(Records shown)
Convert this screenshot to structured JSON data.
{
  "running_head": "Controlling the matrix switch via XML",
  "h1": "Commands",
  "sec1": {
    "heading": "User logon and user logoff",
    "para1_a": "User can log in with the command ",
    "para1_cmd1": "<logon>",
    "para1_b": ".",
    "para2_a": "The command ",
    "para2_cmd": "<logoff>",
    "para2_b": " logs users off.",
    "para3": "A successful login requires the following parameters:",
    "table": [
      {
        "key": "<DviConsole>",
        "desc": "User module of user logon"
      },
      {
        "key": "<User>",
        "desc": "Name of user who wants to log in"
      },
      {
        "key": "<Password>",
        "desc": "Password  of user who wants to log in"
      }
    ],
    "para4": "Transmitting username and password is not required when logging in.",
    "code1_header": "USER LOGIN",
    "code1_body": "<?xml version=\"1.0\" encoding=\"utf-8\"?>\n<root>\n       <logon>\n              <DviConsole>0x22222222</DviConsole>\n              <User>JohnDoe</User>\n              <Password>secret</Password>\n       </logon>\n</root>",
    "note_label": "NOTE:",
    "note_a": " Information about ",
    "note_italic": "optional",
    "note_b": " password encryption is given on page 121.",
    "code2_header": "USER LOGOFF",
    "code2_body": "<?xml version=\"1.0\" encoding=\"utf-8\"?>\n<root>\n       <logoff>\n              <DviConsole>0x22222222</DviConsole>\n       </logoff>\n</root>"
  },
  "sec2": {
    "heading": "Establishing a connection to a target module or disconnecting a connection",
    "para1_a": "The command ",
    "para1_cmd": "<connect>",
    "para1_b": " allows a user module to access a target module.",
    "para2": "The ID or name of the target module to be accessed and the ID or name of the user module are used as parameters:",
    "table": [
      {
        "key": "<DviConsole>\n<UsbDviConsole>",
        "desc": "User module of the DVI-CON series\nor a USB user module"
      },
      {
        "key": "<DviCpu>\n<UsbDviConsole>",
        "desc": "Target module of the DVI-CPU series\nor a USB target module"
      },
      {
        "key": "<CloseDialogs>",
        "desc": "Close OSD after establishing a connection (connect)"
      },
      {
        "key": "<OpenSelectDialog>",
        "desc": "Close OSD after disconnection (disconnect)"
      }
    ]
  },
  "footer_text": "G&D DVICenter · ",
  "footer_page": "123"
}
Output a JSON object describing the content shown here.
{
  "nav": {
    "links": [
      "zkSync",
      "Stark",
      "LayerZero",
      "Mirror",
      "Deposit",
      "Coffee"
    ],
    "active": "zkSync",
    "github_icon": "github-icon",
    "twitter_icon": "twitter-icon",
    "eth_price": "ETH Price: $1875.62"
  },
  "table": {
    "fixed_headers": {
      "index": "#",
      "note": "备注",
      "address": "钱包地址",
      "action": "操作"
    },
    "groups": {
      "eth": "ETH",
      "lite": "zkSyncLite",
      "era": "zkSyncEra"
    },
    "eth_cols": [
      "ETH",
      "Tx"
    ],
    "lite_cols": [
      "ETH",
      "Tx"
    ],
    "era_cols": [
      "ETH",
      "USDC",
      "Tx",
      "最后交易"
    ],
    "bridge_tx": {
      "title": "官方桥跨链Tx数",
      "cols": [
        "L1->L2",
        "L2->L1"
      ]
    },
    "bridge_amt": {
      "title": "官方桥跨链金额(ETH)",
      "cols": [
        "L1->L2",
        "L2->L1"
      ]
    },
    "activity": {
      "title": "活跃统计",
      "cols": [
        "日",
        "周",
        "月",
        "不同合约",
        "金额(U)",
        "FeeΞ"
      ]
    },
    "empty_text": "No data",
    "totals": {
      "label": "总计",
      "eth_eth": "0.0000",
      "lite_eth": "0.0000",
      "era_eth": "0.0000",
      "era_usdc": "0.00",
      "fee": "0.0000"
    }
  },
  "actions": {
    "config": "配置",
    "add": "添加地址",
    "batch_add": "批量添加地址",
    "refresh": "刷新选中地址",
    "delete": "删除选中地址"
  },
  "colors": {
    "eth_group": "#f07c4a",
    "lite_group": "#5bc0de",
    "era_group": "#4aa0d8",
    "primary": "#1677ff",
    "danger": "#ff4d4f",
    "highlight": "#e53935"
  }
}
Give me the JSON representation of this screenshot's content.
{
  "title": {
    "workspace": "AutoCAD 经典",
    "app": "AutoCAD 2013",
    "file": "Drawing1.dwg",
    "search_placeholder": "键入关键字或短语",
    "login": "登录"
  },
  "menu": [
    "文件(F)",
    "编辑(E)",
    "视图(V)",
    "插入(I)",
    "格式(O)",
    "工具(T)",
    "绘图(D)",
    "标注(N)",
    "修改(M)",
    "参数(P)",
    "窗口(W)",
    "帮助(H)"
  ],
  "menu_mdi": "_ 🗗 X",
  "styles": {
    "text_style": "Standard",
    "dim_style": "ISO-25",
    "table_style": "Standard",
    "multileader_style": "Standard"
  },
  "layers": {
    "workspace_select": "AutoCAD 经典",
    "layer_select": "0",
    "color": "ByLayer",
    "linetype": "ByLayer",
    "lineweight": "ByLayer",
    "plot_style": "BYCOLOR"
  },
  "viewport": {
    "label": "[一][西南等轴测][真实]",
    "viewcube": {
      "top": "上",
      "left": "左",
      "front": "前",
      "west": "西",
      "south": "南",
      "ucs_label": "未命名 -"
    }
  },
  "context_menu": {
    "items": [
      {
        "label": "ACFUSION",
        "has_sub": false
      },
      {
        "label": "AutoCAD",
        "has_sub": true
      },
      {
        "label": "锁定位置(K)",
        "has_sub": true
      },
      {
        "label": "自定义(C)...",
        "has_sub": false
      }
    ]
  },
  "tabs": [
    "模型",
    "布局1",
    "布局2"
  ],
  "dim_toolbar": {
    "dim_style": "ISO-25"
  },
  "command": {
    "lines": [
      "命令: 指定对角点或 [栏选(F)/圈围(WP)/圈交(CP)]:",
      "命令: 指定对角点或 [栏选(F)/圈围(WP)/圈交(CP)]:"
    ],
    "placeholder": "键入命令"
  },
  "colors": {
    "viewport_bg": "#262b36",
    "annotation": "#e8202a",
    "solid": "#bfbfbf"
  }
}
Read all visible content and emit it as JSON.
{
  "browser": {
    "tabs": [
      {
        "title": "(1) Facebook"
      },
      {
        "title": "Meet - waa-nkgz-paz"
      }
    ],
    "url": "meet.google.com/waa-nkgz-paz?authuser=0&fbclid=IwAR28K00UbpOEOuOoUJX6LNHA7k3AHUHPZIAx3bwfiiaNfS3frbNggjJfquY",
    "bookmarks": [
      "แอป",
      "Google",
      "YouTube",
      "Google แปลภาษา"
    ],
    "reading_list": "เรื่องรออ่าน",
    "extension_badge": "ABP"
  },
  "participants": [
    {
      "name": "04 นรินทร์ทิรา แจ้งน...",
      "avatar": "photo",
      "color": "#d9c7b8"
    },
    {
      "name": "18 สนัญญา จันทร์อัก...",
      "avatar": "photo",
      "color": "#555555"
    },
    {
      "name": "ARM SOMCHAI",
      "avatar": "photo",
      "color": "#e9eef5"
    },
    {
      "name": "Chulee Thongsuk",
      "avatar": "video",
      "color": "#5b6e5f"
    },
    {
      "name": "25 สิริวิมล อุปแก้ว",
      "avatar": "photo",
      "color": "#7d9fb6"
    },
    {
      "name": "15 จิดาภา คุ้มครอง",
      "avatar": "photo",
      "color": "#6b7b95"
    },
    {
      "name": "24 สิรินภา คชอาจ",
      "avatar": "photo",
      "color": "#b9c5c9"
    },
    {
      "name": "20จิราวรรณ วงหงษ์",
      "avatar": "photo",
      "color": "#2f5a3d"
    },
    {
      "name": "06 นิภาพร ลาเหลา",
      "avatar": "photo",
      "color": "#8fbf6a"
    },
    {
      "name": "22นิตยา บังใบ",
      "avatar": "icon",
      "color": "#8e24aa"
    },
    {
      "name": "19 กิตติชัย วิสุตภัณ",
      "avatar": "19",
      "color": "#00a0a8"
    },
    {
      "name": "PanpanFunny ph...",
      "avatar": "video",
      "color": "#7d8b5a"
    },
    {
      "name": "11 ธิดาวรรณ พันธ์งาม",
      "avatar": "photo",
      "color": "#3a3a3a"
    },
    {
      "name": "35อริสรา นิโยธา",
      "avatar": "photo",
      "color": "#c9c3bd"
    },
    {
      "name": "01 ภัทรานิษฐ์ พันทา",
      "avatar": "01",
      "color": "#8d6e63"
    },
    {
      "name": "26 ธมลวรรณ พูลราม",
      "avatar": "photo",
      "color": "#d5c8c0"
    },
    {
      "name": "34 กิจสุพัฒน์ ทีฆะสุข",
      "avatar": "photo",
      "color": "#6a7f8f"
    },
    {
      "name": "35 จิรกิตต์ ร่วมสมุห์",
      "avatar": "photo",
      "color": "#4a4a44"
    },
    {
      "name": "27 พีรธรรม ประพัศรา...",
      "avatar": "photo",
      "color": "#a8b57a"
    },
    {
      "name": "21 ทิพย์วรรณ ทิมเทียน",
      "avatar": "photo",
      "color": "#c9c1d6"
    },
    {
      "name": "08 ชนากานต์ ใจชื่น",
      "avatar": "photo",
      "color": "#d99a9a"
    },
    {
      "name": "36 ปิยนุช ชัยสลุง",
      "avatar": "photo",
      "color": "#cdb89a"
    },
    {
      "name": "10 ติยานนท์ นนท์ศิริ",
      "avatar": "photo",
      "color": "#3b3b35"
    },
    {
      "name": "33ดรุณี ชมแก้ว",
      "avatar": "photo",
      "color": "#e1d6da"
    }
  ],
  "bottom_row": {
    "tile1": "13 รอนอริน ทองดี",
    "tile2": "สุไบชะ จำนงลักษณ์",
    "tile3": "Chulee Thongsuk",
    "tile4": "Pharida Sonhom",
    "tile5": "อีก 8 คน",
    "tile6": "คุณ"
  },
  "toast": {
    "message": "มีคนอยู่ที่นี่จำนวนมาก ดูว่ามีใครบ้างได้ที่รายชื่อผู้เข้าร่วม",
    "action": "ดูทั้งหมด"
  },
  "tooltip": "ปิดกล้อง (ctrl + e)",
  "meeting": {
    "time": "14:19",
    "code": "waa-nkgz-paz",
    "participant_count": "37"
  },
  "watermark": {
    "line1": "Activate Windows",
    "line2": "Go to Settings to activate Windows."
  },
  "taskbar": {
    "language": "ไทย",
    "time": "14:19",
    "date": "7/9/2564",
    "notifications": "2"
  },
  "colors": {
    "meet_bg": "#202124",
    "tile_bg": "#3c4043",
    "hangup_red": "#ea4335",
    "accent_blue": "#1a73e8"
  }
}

(Set exercise) From the entries, report each line that includes the word "logon".

(Answer to this exercise)
    "heading": "User logon and user logoff",
    "para1_cmd1": "<logon>",
        "desc": "User module of user logon"
    "code1_body": "<?xml version=\"1.0\" encoding=\"utf-8\"?>\n<root>\n       <logon>\n              <DviConsole>0x22222222</DviConsole>\n              <User>JohnDoe</User>\n              <Password>secret</Password>\n       </logon>\n</root>",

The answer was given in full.